Count the lines below that contain the word "from" and give only the number.

======

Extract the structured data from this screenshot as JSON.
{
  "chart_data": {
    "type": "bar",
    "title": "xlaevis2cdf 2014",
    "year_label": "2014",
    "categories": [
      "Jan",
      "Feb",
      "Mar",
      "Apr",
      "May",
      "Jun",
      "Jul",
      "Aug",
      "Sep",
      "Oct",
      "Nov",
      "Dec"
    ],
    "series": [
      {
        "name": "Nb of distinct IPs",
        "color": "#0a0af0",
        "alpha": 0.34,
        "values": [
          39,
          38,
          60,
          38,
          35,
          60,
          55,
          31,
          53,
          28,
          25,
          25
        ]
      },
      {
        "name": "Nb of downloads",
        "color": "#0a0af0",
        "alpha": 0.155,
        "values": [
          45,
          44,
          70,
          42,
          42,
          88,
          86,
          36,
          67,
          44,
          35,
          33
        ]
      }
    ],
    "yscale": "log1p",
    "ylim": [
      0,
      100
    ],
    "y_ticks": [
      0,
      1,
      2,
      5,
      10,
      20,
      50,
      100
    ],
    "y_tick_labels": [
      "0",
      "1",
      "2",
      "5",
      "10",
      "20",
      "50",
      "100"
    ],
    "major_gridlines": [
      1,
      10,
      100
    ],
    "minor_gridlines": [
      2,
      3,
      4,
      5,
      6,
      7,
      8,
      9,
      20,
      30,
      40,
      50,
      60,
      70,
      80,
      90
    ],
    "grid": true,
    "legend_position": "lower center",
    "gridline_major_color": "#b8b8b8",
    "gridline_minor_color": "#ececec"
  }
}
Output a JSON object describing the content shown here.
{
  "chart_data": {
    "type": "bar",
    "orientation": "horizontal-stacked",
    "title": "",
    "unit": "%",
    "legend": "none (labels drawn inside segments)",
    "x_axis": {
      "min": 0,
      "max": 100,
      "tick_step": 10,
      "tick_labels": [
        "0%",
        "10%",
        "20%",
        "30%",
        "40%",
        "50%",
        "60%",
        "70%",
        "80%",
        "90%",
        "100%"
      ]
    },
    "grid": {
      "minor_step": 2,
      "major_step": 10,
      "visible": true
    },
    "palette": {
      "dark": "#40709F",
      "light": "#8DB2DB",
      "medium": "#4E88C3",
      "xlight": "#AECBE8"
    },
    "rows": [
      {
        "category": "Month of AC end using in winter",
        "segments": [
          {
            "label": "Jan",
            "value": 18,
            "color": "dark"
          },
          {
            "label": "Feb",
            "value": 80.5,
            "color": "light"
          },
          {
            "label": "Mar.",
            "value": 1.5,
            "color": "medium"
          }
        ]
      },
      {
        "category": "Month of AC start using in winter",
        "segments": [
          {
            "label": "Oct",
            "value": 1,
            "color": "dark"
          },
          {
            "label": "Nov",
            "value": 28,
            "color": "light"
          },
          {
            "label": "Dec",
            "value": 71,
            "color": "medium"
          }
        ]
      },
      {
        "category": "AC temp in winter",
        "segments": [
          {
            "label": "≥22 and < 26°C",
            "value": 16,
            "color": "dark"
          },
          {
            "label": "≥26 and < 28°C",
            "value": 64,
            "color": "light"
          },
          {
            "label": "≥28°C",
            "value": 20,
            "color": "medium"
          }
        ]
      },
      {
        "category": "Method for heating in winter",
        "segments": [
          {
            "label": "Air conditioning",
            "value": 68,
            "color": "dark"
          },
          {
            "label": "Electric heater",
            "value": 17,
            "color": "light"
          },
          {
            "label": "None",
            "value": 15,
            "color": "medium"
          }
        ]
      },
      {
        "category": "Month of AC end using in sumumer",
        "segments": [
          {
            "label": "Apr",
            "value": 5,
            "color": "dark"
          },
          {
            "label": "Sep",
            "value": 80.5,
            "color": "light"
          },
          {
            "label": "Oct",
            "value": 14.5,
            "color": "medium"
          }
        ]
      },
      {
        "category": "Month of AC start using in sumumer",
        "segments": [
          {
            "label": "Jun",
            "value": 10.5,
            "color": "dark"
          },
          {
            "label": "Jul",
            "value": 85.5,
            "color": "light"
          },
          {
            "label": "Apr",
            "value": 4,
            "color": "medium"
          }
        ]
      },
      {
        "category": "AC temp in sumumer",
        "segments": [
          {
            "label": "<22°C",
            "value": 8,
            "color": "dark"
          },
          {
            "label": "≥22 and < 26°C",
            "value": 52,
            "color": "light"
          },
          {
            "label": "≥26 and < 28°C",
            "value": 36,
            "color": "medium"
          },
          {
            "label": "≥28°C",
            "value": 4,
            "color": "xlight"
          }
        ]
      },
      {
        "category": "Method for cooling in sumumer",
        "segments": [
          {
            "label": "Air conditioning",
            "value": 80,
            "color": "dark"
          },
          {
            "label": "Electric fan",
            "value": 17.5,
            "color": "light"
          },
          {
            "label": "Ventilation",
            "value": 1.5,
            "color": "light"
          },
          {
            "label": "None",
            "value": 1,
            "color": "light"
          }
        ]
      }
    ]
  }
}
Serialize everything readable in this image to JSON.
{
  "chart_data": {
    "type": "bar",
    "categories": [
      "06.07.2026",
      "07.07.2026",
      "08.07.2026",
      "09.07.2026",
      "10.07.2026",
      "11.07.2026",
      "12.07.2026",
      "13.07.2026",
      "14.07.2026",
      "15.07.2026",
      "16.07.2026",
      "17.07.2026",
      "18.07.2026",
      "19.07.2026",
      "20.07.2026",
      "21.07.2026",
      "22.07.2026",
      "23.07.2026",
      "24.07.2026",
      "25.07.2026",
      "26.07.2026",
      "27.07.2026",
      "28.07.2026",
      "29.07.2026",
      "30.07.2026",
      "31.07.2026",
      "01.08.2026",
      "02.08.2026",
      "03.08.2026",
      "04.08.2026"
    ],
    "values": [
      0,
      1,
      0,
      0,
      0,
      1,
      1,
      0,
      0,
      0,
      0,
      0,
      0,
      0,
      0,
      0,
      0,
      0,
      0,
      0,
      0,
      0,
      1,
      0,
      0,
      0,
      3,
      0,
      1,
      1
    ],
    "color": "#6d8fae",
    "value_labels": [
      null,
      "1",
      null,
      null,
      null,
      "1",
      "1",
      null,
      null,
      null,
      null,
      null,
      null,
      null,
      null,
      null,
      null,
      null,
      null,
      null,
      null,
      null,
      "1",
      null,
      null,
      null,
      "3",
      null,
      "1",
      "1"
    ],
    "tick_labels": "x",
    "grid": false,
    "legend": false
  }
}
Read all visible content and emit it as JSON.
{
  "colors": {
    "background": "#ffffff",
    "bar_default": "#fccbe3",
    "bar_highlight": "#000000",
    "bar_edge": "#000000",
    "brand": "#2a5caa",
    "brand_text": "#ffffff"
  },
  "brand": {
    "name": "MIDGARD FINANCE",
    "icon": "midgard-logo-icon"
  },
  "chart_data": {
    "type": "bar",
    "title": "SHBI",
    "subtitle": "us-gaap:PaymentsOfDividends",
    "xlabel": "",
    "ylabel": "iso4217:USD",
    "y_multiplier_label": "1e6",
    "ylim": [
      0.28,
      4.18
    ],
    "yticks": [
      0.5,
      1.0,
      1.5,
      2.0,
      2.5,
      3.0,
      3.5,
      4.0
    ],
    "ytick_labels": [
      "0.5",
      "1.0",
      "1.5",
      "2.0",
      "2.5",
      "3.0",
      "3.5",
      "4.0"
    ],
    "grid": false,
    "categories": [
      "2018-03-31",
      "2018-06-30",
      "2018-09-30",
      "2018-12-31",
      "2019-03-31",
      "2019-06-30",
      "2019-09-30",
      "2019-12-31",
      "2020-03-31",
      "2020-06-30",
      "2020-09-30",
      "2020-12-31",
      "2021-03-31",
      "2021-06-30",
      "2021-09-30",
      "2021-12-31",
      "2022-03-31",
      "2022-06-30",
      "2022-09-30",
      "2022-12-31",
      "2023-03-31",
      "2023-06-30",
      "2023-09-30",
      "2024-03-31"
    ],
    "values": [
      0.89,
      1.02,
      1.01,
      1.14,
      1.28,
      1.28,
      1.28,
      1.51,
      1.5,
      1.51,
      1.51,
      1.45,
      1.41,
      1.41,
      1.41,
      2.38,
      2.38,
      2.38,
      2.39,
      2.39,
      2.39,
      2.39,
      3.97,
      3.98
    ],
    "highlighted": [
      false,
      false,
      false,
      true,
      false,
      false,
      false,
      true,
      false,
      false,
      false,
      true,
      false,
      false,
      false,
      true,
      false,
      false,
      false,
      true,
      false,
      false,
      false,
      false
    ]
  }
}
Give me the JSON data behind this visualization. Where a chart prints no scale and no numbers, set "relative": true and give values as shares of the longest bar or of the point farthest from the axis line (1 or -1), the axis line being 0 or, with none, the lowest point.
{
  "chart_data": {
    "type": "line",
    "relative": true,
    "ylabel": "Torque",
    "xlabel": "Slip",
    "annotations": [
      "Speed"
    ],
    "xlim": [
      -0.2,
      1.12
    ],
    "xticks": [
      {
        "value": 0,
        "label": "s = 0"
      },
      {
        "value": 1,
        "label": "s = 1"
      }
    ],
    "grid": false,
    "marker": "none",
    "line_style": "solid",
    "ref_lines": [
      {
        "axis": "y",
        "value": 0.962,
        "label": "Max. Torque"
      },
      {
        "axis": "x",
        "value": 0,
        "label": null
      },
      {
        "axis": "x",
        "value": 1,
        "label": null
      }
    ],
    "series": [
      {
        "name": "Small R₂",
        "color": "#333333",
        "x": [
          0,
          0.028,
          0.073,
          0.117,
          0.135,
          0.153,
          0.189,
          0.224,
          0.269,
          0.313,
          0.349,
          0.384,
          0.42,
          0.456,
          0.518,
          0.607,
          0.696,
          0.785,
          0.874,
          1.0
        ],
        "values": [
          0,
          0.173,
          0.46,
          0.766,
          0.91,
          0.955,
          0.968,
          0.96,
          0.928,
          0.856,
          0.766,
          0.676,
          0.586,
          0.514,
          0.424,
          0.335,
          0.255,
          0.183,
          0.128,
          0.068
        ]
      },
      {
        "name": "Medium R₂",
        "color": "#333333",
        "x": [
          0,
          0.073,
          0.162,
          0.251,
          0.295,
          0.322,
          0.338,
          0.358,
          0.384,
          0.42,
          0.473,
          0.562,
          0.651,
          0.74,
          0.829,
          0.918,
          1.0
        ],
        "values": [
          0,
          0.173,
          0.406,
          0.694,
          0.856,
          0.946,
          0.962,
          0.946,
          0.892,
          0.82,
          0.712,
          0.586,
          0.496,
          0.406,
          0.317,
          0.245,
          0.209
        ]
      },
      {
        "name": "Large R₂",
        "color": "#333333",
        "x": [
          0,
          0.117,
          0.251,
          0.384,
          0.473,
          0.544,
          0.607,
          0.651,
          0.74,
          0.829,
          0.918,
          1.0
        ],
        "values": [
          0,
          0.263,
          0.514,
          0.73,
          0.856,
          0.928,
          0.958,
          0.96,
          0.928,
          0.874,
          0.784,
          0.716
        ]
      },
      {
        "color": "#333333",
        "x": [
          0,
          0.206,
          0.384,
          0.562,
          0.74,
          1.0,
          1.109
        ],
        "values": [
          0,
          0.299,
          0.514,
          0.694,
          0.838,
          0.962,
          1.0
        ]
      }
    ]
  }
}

======

▶ _Output of the task_: 2